> _Required task_
Go through the listing below and gather every line with the word "name".

Records about charts and figures:
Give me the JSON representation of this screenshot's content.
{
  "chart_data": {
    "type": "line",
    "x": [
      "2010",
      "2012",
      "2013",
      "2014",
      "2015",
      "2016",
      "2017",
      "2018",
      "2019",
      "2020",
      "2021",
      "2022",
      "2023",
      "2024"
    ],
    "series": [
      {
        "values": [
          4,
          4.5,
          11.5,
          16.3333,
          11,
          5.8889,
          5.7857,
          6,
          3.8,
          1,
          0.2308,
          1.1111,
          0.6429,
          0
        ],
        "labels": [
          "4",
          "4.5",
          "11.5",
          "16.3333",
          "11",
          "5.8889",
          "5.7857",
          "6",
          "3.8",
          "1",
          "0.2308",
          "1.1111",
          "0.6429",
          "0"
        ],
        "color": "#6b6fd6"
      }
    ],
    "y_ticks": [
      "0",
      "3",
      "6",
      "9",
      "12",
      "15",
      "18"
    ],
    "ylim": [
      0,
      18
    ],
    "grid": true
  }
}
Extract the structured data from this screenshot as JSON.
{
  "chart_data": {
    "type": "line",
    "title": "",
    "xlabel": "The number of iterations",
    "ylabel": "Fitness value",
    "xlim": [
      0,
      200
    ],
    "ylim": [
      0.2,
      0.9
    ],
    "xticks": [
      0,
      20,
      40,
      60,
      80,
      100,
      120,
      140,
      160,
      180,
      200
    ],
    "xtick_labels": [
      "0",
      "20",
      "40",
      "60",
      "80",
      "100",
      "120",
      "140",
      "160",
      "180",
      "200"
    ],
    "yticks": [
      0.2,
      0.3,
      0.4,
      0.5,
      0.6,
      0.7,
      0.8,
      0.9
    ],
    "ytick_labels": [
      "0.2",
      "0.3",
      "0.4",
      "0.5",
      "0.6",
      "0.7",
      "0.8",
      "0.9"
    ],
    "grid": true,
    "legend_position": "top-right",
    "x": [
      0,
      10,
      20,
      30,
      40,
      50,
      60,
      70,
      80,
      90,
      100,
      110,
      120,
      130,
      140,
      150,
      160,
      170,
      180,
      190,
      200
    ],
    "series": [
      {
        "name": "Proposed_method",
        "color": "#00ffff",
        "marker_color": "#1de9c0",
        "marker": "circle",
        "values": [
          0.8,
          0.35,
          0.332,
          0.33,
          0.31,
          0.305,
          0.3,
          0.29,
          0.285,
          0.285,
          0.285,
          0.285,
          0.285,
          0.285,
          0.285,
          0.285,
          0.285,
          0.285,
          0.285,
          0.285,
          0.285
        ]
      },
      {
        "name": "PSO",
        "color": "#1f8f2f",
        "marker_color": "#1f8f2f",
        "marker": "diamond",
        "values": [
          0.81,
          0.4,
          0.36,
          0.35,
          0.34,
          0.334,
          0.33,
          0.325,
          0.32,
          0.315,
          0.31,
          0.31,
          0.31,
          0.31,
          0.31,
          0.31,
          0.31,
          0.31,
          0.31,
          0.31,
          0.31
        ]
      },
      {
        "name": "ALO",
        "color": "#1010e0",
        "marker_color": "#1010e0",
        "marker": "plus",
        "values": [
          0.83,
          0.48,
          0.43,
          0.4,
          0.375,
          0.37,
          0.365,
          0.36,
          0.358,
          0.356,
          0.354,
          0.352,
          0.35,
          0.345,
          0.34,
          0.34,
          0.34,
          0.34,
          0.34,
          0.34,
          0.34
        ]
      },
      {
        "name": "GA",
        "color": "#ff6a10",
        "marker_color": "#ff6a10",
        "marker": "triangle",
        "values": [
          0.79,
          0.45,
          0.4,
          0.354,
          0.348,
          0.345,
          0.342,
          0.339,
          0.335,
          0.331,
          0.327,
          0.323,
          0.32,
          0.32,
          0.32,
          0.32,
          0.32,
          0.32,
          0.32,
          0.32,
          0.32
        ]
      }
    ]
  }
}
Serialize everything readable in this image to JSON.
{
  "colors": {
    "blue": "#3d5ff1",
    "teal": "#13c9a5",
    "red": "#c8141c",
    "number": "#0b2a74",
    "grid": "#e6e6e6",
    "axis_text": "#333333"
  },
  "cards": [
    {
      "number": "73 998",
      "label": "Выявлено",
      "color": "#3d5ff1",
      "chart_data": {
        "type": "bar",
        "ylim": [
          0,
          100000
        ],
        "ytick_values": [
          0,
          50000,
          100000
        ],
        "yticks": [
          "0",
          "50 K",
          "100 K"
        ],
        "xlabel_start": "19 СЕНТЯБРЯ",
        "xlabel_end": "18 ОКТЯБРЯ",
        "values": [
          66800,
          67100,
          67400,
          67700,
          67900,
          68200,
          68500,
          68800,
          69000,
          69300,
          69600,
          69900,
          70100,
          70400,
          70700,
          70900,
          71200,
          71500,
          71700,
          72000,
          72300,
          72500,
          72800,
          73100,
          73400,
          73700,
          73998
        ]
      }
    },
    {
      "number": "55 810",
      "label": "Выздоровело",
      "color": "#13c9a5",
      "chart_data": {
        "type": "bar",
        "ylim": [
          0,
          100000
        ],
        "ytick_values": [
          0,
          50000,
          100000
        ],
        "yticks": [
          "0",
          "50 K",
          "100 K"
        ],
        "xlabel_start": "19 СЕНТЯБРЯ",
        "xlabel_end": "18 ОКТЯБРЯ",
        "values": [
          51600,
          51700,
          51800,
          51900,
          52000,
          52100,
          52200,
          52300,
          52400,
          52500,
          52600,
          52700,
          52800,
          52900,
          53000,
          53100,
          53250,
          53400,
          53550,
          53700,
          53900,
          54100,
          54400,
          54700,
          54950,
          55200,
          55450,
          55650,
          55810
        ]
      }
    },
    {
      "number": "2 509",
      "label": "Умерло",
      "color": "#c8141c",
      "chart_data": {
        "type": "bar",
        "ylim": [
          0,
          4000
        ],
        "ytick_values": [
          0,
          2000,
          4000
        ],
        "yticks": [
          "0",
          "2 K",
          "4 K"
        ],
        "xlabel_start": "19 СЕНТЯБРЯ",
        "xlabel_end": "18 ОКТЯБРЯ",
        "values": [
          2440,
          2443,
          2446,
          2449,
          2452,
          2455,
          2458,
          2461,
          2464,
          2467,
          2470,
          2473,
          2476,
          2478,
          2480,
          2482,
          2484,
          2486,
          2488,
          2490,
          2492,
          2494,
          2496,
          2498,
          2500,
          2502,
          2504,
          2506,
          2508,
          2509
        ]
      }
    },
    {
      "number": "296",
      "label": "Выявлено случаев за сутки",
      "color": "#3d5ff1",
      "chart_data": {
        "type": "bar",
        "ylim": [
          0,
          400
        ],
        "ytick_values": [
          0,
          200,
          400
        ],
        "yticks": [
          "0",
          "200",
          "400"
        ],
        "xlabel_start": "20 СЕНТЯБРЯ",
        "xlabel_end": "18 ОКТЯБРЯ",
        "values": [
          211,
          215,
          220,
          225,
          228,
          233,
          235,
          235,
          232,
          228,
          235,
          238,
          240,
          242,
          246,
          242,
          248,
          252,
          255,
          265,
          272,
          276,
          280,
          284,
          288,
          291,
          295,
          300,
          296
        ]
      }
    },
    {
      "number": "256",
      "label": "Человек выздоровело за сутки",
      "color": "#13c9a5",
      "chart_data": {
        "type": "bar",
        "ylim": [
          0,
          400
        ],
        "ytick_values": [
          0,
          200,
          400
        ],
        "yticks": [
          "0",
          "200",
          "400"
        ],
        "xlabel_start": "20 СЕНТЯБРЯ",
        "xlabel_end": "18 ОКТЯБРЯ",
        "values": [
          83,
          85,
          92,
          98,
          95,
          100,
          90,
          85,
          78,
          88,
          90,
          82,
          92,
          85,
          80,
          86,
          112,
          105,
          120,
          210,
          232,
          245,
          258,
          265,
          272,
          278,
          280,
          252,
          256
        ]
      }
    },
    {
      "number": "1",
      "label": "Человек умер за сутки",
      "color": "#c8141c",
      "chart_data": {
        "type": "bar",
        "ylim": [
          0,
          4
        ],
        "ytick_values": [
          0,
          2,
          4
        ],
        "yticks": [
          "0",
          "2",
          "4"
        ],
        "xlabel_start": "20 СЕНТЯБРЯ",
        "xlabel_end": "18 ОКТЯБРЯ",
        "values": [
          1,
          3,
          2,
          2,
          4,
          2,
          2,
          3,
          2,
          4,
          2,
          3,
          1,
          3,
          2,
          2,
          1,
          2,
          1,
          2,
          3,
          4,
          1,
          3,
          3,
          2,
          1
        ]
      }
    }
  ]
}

> _Solution for this exercise_
        "name": "Proposed_method",
        "name": "PSO",
        "name": "ALO",
        "name": "GA",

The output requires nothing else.